• REQUIRED WORK: Search the entries for the word "Erstellungsdatum" and pull out each line that has it.

• THE DATA:
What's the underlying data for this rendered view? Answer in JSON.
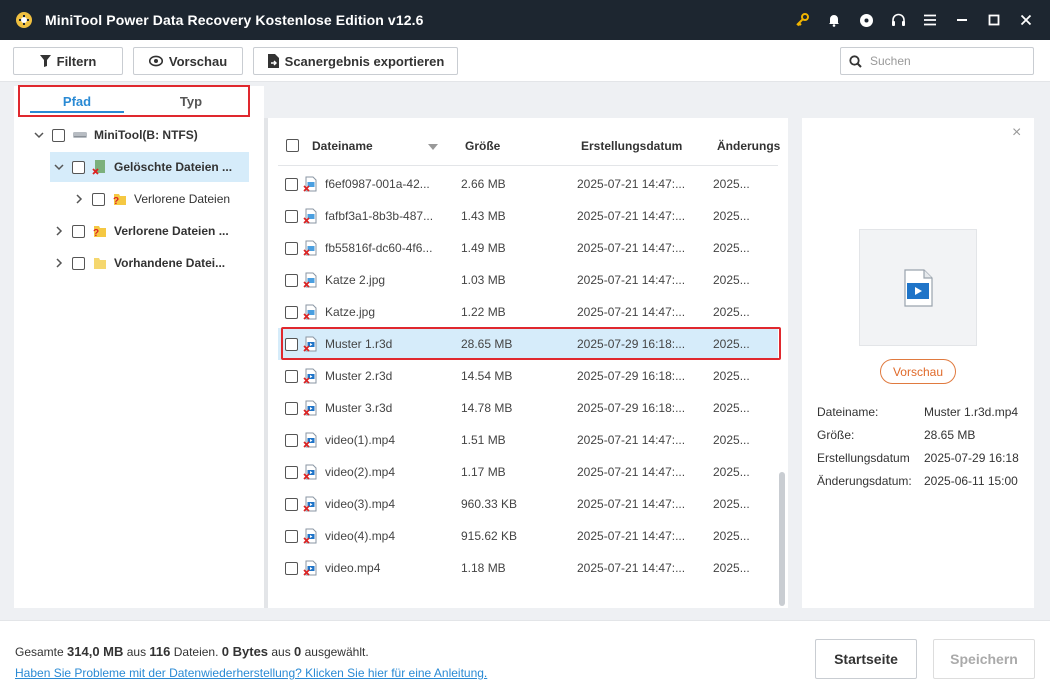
{
  "app": {
    "title": "MiniTool Power Data Recovery Kostenlose Edition v12.6"
  },
  "toolbar": {
    "filter_label": "Filtern",
    "preview_label": "Vorschau",
    "export_label": "Scanergebnis exportieren",
    "search_placeholder": "Suchen"
  },
  "tabs": {
    "path": "Pfad",
    "type": "Typ"
  },
  "tree": {
    "root": "MiniTool(B: NTFS)",
    "deleted": "Gelöschte Dateien ...",
    "lost_sub": "Verlorene Dateien",
    "lost": "Verlorene Dateien ...",
    "existing": "Vorhandene Datei..."
  },
  "columns": {
    "name": "Dateiname",
    "size": "Größe",
    "created": "Erstellungsdatum",
    "modified": "Änderungs"
  },
  "files": [
    {
      "name": "f6ef0987-001a-42...",
      "size": "2.66 MB",
      "created": "2025-07-21 14:47:...",
      "modified": "2025...",
      "type": "image"
    },
    {
      "name": "fafbf3a1-8b3b-487...",
      "size": "1.43 MB",
      "created": "2025-07-21 14:47:...",
      "modified": "2025...",
      "type": "image"
    },
    {
      "name": "fb55816f-dc60-4f6...",
      "size": "1.49 MB",
      "created": "2025-07-21 14:47:...",
      "modified": "2025...",
      "type": "image"
    },
    {
      "name": "Katze 2.jpg",
      "size": "1.03 MB",
      "created": "2025-07-21 14:47:...",
      "modified": "2025...",
      "type": "image"
    },
    {
      "name": "Katze.jpg",
      "size": "1.22 MB",
      "created": "2025-07-21 14:47:...",
      "modified": "2025...",
      "type": "image"
    },
    {
      "name": "Muster 1.r3d",
      "size": "28.65 MB",
      "created": "2025-07-29 16:18:...",
      "modified": "2025...",
      "type": "video"
    },
    {
      "name": "Muster 2.r3d",
      "size": "14.54 MB",
      "created": "2025-07-29 16:18:...",
      "modified": "2025...",
      "type": "video"
    },
    {
      "name": "Muster 3.r3d",
      "size": "14.78 MB",
      "created": "2025-07-29 16:18:...",
      "modified": "2025...",
      "type": "video"
    },
    {
      "name": "video(1).mp4",
      "size": "1.51 MB",
      "created": "2025-07-21 14:47:...",
      "modified": "2025...",
      "type": "video"
    },
    {
      "name": "video(2).mp4",
      "size": "1.17 MB",
      "created": "2025-07-21 14:47:...",
      "modified": "2025...",
      "type": "video"
    },
    {
      "name": "video(3).mp4",
      "size": "960.33 KB",
      "created": "2025-07-21 14:47:...",
      "modified": "2025...",
      "type": "video"
    },
    {
      "name": "video(4).mp4",
      "size": "915.62 KB",
      "created": "2025-07-21 14:47:...",
      "modified": "2025...",
      "type": "video"
    },
    {
      "name": "video.mp4",
      "size": "1.18 MB",
      "created": "2025-07-21 14:47:...",
      "modified": "2025...",
      "type": "video"
    }
  ],
  "preview": {
    "button": "Vorschau",
    "name_label": "Dateiname:",
    "name_value": "Muster 1.r3d.mp4",
    "size_label": "Größe:",
    "size_value": "28.65 MB",
    "created_label": "Erstellungsdatum",
    "created_value": "2025-07-29 16:18",
    "modified_label": "Änderungsdatum:",
    "modified_value": "2025-06-11 15:00"
  },
  "footer": {
    "s1": "Gesamte ",
    "total_size": "314,0 MB",
    "s2": " aus ",
    "total_files": "116",
    "s3": " Dateien.  ",
    "sel_size": "0 Bytes",
    "s4": " aus ",
    "sel_files": "0",
    "s5": " ausgewählt.",
    "help": "Haben Sie Probleme mit der Datenwiederherstellung? Klicken Sie hier für eine Anleitung.",
    "home_button": "Startseite",
    "save_button": "Speichern"
  },
  "colors": {
    "titlebar": "#1d2630",
    "accent": "#2a8ad4",
    "highlight": "#e0282e",
    "selected_row": "#d6ecfa",
    "key_icon": "#f0b400"
  }
}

• THE RESULT:
    "created": "Erstellungsdatum",
    "created_label": "Erstellungsdatum",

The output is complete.